Stored dataset items
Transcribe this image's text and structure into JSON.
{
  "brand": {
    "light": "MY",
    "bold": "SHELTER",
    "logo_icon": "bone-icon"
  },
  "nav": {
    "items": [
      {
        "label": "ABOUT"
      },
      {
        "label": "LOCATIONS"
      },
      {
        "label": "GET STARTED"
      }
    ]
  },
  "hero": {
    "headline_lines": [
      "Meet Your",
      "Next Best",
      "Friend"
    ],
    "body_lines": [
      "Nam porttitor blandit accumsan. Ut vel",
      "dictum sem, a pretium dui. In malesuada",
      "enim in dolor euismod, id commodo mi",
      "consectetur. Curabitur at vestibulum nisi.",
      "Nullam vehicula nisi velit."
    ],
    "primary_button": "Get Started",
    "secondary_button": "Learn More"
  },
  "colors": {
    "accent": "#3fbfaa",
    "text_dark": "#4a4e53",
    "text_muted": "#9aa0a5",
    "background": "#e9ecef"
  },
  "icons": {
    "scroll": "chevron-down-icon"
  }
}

--

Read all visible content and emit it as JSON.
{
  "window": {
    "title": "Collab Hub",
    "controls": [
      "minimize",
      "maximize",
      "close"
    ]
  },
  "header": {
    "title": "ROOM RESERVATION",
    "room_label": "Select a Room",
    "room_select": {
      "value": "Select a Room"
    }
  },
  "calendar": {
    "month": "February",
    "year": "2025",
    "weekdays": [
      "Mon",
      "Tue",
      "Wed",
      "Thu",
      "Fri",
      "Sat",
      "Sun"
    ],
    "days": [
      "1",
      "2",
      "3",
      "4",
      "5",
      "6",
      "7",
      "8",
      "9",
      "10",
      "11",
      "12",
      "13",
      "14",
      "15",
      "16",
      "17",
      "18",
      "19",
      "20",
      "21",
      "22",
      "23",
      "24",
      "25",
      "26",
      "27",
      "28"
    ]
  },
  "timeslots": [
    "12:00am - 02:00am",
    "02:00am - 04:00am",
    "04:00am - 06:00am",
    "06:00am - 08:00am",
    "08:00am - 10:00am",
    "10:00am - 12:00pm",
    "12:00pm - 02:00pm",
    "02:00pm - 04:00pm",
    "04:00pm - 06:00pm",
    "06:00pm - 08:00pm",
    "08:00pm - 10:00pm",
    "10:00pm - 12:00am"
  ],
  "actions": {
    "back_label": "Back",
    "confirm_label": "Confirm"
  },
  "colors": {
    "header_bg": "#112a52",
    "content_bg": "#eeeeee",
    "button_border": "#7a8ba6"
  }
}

• **WHAT TO DO**: Scan the listing above for the word "title" and show each line where it is found.

• **RESPONSE TO THE EXERCISE**:
    "title": "Collab Hub",
    "title": "ROOM RESERVATION",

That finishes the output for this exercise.